* WHAT THE TASK REQUIRES *
Each line that includes "structured" counts once; give the total and nothing besides.

* SUPPLIED RECORDS *
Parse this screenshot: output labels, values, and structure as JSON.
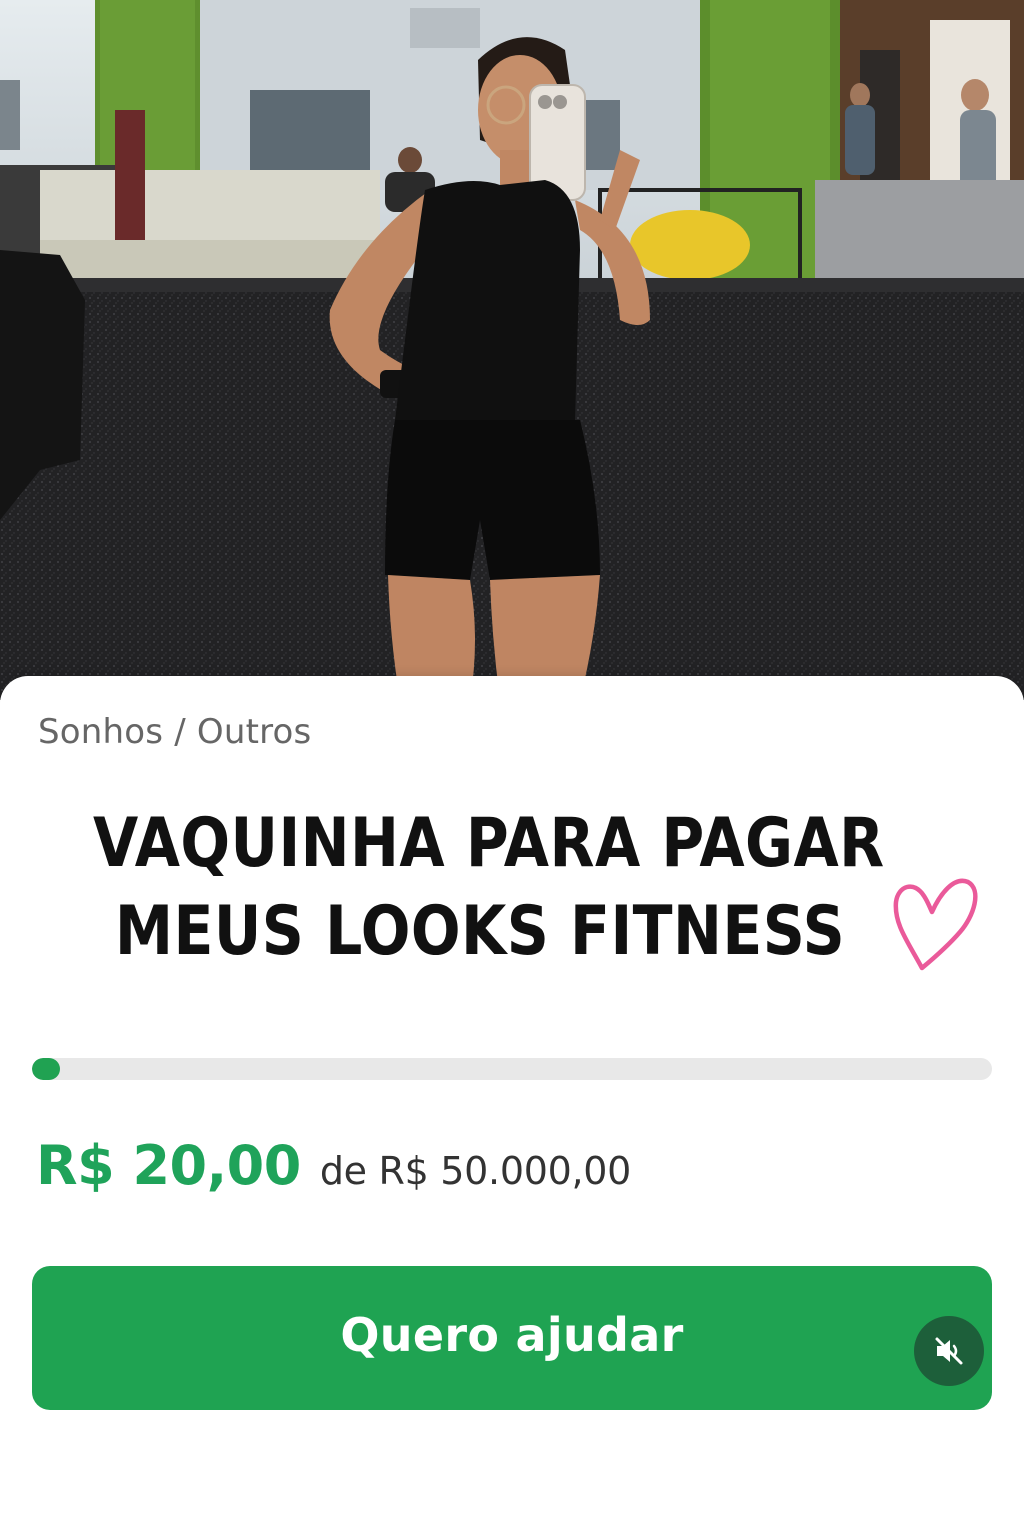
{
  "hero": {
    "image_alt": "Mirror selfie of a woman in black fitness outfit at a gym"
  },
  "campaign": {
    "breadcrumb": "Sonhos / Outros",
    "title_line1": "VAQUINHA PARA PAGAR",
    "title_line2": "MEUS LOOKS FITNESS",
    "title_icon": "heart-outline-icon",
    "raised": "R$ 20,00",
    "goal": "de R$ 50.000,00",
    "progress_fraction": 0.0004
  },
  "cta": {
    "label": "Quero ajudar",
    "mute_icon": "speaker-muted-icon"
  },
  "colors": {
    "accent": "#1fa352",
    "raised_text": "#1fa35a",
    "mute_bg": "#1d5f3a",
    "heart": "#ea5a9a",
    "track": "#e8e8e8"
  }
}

* * *

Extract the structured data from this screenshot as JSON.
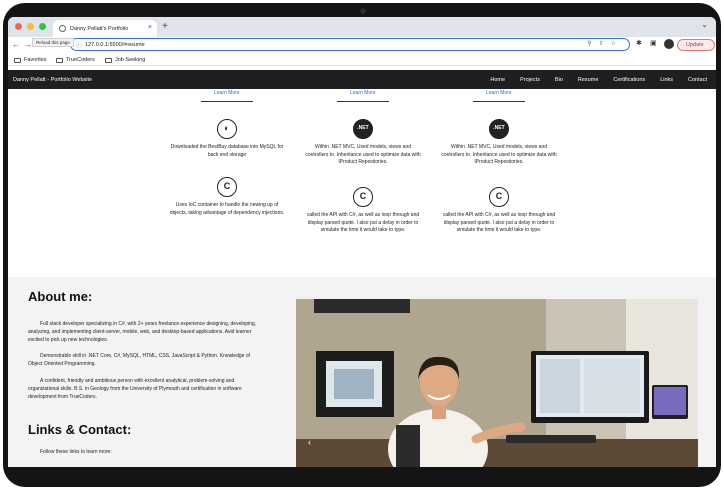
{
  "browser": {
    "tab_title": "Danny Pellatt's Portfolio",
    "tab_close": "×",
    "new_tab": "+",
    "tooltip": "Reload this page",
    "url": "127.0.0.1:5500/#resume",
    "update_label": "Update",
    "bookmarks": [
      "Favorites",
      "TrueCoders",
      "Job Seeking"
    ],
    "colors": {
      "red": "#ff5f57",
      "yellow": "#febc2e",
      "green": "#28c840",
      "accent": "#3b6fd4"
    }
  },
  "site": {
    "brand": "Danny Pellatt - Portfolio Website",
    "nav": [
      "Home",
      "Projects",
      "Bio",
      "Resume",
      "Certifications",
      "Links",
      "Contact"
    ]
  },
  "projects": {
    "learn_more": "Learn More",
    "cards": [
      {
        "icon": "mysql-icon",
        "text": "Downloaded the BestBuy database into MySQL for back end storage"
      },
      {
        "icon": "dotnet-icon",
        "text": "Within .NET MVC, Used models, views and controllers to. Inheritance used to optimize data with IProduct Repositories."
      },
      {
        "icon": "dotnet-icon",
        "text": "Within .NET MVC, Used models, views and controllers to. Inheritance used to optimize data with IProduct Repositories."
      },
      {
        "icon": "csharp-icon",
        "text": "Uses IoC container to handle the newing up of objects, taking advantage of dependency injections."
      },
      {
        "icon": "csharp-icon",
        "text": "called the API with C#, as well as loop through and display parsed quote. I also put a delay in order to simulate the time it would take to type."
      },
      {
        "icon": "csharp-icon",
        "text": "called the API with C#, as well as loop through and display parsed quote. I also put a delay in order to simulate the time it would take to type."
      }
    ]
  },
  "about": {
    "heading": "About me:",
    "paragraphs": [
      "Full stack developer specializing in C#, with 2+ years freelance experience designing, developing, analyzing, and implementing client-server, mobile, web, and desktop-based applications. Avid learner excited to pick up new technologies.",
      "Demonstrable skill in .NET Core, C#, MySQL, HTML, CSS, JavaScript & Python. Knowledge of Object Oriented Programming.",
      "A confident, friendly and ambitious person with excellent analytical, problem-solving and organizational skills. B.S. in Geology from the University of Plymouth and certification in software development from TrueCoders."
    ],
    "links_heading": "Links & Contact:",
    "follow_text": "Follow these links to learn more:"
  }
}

==

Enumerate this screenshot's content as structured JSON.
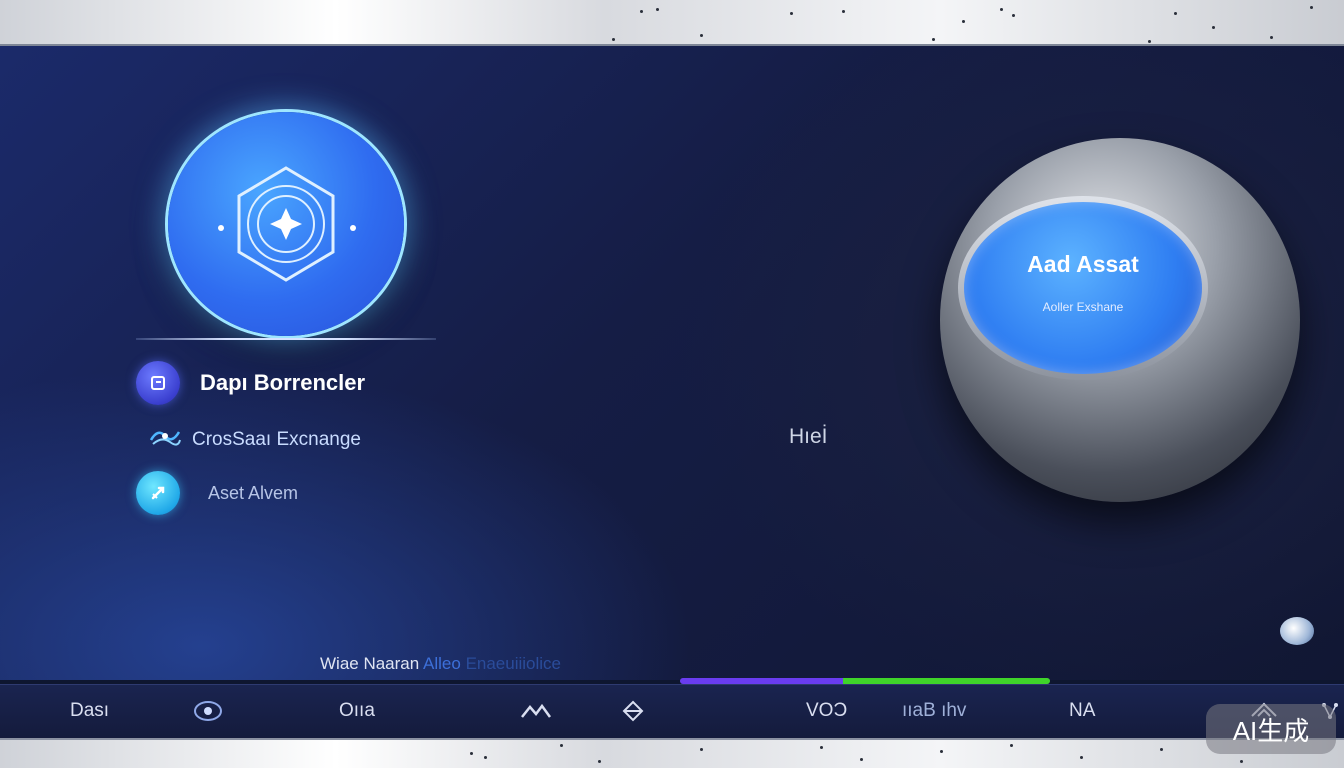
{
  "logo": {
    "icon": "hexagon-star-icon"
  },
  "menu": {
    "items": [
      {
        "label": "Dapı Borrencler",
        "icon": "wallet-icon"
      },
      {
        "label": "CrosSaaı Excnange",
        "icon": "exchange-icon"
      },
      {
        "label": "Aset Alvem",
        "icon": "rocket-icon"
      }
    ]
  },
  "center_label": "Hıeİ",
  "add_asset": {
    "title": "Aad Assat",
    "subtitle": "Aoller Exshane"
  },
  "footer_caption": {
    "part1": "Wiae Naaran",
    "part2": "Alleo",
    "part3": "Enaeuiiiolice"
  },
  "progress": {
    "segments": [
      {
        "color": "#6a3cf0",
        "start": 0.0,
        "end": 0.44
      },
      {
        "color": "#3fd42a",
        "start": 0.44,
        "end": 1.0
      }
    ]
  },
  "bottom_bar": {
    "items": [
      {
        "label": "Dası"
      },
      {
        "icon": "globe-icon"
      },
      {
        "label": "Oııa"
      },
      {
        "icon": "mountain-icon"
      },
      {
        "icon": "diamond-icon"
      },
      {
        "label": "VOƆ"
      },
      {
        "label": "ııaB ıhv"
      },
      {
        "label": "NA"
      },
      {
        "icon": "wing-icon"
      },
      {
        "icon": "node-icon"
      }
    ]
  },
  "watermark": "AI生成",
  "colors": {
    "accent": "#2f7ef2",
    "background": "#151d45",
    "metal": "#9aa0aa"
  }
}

* THE ANSWER *
2